Task to carry out. Locate the string "JSON" in the listing below. Copy every line where it is found.

>>>

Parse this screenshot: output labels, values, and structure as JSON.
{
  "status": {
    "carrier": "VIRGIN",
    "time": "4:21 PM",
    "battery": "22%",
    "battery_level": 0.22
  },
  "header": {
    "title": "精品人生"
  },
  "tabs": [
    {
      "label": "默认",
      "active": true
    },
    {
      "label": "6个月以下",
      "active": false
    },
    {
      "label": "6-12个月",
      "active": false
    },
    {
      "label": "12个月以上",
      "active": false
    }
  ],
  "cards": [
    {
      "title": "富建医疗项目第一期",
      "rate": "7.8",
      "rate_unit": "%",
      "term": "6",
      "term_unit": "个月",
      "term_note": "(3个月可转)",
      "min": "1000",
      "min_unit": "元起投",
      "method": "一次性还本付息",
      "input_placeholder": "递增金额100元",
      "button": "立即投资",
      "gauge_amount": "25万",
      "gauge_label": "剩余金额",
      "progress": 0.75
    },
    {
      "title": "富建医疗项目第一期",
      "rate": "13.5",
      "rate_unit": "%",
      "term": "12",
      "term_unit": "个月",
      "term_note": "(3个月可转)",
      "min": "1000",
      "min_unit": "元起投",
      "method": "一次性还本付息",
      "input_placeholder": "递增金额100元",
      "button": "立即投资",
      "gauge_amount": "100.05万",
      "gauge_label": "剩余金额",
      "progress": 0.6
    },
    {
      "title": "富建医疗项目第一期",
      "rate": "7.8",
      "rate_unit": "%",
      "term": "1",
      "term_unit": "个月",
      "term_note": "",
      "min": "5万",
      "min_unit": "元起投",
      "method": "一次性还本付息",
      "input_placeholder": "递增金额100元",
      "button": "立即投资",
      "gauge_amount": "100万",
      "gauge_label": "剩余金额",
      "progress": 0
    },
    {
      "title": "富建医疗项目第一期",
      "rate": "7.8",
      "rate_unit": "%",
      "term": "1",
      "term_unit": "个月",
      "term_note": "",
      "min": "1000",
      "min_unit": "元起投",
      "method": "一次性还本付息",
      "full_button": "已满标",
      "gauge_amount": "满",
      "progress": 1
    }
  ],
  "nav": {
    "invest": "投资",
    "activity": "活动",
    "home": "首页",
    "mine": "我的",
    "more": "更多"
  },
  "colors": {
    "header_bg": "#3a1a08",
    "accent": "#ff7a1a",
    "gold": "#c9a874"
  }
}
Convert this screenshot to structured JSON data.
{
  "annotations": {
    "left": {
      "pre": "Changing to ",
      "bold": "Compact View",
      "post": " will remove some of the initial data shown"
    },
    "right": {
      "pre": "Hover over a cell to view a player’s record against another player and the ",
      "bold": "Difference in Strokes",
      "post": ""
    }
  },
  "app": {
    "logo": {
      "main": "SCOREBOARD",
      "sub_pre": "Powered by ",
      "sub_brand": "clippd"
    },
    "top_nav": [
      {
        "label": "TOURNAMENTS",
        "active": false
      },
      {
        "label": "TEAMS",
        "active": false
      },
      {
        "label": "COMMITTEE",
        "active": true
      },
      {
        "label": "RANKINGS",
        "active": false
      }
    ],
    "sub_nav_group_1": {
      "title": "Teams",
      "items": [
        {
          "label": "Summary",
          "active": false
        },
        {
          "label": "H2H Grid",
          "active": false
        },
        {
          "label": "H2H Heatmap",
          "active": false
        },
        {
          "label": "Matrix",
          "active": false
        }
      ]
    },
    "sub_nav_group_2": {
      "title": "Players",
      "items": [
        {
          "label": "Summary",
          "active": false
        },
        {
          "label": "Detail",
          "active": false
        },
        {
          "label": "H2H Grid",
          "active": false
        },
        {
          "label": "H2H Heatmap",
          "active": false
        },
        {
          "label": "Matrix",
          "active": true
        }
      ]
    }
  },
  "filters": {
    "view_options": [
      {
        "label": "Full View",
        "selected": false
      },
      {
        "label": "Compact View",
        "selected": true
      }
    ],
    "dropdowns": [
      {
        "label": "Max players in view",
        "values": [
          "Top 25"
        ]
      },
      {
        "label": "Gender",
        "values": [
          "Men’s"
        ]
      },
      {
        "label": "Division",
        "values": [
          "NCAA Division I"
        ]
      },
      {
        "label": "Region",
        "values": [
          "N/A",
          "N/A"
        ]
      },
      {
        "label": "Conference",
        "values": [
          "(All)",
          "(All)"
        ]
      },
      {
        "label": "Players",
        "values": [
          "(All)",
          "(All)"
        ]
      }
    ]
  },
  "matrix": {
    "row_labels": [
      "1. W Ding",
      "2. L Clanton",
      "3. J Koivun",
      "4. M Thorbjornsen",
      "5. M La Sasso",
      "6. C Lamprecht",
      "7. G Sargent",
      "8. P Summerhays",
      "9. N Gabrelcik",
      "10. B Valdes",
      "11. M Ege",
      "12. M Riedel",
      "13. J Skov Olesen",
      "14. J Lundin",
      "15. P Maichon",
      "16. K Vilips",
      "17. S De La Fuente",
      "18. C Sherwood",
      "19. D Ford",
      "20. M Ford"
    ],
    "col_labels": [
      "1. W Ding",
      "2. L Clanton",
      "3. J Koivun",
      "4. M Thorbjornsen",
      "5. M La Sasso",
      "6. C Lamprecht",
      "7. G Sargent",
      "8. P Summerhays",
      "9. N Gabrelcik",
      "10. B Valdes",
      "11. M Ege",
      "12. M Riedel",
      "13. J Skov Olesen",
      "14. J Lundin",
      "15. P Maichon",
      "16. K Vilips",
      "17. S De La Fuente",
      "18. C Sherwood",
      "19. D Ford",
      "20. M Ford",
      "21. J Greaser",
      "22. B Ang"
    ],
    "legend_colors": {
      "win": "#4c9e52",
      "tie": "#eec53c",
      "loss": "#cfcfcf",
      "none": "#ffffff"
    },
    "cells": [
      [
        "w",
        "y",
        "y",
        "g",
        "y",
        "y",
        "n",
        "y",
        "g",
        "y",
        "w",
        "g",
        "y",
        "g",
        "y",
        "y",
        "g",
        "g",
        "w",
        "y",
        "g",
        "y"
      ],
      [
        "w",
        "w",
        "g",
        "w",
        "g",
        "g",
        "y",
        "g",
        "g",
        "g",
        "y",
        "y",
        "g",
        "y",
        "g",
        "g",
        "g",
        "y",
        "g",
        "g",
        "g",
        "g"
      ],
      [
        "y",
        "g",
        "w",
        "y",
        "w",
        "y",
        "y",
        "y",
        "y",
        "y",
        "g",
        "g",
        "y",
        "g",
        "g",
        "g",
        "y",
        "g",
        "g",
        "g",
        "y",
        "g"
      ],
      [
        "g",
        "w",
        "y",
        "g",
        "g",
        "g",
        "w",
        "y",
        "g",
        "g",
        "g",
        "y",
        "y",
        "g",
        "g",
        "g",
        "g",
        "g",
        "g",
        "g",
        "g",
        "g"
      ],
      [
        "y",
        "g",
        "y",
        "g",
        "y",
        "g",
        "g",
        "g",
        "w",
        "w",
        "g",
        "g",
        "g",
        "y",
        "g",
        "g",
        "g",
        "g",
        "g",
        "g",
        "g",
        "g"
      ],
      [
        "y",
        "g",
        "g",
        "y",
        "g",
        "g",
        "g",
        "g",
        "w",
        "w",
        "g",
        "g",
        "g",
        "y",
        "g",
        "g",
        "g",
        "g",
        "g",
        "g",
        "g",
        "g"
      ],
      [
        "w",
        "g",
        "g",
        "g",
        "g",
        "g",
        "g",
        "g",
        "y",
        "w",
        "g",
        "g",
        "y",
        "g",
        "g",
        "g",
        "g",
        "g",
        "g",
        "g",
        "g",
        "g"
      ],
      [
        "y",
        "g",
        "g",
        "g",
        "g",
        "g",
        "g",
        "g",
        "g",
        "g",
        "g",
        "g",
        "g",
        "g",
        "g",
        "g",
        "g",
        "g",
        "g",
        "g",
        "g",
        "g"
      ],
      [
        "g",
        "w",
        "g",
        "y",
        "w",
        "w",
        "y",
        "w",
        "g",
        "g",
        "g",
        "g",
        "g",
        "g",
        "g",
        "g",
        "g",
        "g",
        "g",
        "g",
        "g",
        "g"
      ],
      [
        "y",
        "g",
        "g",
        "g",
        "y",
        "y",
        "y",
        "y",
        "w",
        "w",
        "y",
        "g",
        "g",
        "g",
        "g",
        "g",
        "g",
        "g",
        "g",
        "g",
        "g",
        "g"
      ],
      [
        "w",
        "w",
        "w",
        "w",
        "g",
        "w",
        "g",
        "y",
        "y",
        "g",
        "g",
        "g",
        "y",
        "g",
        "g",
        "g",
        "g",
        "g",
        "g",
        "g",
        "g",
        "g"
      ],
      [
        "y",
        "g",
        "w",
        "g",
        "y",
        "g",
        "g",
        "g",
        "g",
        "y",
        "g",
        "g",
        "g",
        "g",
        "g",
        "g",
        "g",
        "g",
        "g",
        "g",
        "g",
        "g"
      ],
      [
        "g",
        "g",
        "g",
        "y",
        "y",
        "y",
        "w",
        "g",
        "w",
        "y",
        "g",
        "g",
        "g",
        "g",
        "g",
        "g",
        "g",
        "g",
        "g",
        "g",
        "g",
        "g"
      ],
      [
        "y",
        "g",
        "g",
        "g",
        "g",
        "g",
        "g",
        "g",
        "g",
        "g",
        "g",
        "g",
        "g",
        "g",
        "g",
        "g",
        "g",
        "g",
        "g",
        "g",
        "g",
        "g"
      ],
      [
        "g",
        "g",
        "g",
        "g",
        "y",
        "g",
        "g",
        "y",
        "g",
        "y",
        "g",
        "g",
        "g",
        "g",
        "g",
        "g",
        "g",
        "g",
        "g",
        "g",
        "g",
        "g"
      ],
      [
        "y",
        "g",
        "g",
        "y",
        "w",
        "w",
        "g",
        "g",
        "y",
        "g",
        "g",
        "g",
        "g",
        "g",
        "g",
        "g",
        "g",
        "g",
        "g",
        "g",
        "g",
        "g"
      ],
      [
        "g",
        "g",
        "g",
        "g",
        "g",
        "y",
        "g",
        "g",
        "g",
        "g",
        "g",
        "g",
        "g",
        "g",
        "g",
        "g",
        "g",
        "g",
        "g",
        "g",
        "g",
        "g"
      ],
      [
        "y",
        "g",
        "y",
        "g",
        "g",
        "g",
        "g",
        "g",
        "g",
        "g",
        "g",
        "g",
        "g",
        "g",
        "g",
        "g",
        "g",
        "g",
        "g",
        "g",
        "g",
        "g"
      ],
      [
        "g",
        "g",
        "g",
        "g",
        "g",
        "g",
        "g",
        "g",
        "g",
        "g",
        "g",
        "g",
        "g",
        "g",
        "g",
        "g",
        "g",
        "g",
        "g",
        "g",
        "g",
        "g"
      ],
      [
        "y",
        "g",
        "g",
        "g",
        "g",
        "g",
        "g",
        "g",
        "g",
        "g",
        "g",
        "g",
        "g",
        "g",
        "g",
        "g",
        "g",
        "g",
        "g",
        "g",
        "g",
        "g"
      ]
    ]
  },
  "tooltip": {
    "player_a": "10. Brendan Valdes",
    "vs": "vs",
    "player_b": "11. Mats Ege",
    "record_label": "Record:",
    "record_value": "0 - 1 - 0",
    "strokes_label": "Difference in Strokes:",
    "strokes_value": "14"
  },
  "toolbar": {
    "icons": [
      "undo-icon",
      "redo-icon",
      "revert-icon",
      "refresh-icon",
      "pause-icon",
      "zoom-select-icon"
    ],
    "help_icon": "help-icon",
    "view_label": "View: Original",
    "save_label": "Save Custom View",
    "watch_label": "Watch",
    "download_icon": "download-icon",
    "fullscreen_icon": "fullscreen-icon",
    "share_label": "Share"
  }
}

<<<

Completed task.
Parse this screenshot: output labels, values, and structure as JSON.
Convert this screenshot to structured JSON data.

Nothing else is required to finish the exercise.